● **Your objective**: What follows is a listing; restate every line of it word for word.

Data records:
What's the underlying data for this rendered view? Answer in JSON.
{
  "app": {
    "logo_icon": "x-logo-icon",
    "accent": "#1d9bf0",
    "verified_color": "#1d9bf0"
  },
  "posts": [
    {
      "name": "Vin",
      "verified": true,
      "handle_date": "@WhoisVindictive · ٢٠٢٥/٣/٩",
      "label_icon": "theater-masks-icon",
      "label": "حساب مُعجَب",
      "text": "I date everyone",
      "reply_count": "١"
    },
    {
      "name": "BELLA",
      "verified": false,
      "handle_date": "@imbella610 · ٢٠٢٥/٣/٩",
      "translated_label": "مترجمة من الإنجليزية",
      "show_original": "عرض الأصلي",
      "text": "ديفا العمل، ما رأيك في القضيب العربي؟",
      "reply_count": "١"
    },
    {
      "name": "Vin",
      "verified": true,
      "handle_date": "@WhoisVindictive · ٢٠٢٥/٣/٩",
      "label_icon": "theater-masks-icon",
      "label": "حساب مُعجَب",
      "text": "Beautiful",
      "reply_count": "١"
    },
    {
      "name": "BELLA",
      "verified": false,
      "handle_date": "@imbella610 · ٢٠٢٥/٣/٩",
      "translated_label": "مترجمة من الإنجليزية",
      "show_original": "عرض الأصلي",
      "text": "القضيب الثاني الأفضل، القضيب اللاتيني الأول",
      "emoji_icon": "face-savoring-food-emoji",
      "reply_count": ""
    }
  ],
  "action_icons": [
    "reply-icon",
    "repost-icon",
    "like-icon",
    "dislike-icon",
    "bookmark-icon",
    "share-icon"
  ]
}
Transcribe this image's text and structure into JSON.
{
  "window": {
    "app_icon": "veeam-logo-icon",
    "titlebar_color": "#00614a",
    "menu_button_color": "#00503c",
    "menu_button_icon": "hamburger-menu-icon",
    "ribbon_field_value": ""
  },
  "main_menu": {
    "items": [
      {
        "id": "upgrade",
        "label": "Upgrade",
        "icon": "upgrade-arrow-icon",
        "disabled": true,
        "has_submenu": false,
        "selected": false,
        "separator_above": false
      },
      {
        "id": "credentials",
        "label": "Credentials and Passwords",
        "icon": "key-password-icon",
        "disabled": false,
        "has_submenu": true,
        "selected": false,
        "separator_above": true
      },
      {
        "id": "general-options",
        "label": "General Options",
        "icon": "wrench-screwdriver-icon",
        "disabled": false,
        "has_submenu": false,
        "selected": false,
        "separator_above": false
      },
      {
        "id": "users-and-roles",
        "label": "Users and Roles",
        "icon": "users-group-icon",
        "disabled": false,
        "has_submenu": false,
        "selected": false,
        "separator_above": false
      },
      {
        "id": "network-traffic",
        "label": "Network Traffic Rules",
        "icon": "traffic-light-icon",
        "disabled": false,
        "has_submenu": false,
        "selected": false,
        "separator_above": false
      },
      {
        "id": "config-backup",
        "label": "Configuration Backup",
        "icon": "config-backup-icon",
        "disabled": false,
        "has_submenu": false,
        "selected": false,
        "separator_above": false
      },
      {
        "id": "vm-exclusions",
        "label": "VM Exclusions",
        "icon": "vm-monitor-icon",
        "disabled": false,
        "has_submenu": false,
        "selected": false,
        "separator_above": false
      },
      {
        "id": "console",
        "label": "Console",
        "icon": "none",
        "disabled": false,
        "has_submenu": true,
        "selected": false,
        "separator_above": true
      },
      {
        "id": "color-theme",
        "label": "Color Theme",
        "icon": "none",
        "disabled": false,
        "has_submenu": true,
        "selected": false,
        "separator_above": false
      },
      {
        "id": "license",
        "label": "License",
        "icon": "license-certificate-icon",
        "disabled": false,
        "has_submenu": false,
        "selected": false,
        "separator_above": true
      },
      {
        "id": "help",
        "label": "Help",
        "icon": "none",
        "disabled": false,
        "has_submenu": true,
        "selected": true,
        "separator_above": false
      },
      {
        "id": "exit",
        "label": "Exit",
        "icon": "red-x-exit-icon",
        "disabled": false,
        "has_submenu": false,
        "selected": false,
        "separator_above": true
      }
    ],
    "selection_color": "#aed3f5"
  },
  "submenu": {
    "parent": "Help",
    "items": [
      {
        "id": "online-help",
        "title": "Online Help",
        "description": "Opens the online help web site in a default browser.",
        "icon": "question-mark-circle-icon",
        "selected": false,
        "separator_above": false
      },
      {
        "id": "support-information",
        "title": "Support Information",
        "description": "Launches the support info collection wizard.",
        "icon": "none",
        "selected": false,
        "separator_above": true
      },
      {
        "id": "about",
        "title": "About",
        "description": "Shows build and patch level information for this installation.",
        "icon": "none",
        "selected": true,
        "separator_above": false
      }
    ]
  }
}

● **Correct response**:
What's the underlying data for this rendered view? Answer in JSON.
{
  "app": {
    "logo_icon": "x-logo-icon",
    "accent": "#1d9bf0",
    "verified_color": "#1d9bf0"
  },
  "posts": [
    {
      "name": "Vin",
      "verified": true,
      "handle_date": "@WhoisVindictive · ٢٠٢٥/٣/٩",
      "label_icon": "theater-masks-icon",
      "label": "حساب مُعجَب",
      "text": "I date everyone",
      "reply_count": "١"
    },
    {
      "name": "BELLA",
      "verified": false,
      "handle_date": "@imbella610 · ٢٠٢٥/٣/٩",
      "translated_label": "مترجمة من الإنجليزية",
      "show_original": "عرض الأصلي",
      "text": "ديفا العمل، ما رأيك في القضيب العربي؟",
      "reply_count": "١"
    },
    {
      "name": "Vin",
      "verified": true,
      "handle_date": "@WhoisVindictive · ٢٠٢٥/٣/٩",
      "label_icon": "theater-masks-icon",
      "label": "حساب مُعجَب",
      "text": "Beautiful",
      "reply_count": "١"
    },
    {
      "name": "BELLA",
      "verified": false,
      "handle_date": "@imbella610 · ٢٠٢٥/٣/٩",
      "translated_label": "مترجمة من الإنجليزية",
      "show_original": "عرض الأصلي",
      "text": "القضيب الثاني الأفضل، القضيب اللاتيني الأول",
      "emoji_icon": "face-savoring-food-emoji",
      "reply_count": ""
    }
  ],
  "action_icons": [
    "reply-icon",
    "repost-icon",
    "like-icon",
    "dislike-icon",
    "bookmark-icon",
    "share-icon"
  ]
}
Transcribe this image's text and structure into JSON.
{
  "window": {
    "app_icon": "veeam-logo-icon",
    "titlebar_color": "#00614a",
    "menu_button_color": "#00503c",
    "menu_button_icon": "hamburger-menu-icon",
    "ribbon_field_value": ""
  },
  "main_menu": {
    "items": [
      {
        "id": "upgrade",
        "label": "Upgrade",
        "icon": "upgrade-arrow-icon",
        "disabled": true,
        "has_submenu": false,
        "selected": false,
        "separator_above": false
      },
      {
        "id": "credentials",
        "label": "Credentials and Passwords",
        "icon": "key-password-icon",
        "disabled": false,
        "has_submenu": true,
        "selected": false,
        "separator_above": true
      },
      {
        "id": "general-options",
        "label": "General Options",
        "icon": "wrench-screwdriver-icon",
        "disabled": false,
        "has_submenu": false,
        "selected": false,
        "separator_above": false
      },
      {
        "id": "users-and-roles",
        "label": "Users and Roles",
        "icon": "users-group-icon",
        "disabled": false,
        "has_submenu": false,
        "selected": false,
        "separator_above": false
      },
      {
        "id": "network-traffic",
        "label": "Network Traffic Rules",
        "icon": "traffic-light-icon",
        "disabled": false,
        "has_submenu": false,
        "selected": false,
        "separator_above": false
      },
      {
        "id": "config-backup",
        "label": "Configuration Backup",
        "icon": "config-backup-icon",
        "disabled": false,
        "has_submenu": false,
        "selected": false,
        "separator_above": false
      },
      {
        "id": "vm-exclusions",
        "label": "VM Exclusions",
        "icon": "vm-monitor-icon",
        "disabled": false,
        "has_submenu": false,
        "selected": false,
        "separator_above": false
      },
      {
        "id": "console",
        "label": "Console",
        "icon": "none",
        "disabled": false,
        "has_submenu": true,
        "selected": false,
        "separator_above": true
      },
      {
        "id": "color-theme",
        "label": "Color Theme",
        "icon": "none",
        "disabled": false,
        "has_submenu": true,
        "selected": false,
        "separator_above": false
      },
      {
        "id": "license",
        "label": "License",
        "icon": "license-certificate-icon",
        "disabled": false,
        "has_submenu": false,
        "selected": false,
        "separator_above": true
      },
      {
        "id": "help",
        "label": "Help",
        "icon": "none",
        "disabled": false,
        "has_submenu": true,
        "selected": true,
        "separator_above": false
      },
      {
        "id": "exit",
        "label": "Exit",
        "icon": "red-x-exit-icon",
        "disabled": false,
        "has_submenu": false,
        "selected": false,
        "separator_above": true
      }
    ],
    "selection_color": "#aed3f5"
  },
  "submenu": {
    "parent": "Help",
    "items": [
      {
        "id": "online-help",
        "title": "Online Help",
        "description": "Opens the online help web site in a default browser.",
        "icon": "question-mark-circle-icon",
        "selected": false,
        "separator_above": false
      },
      {
        "id": "support-information",
        "title": "Support Information",
        "description": "Launches the support info collection wizard.",
        "icon": "none",
        "selected": false,
        "separator_above": true
      },
      {
        "id": "about",
        "title": "About",
        "description": "Shows build and patch level information for this installation.",
        "icon": "none",
        "selected": true,
        "separator_above": false
      }
    ]
  }
}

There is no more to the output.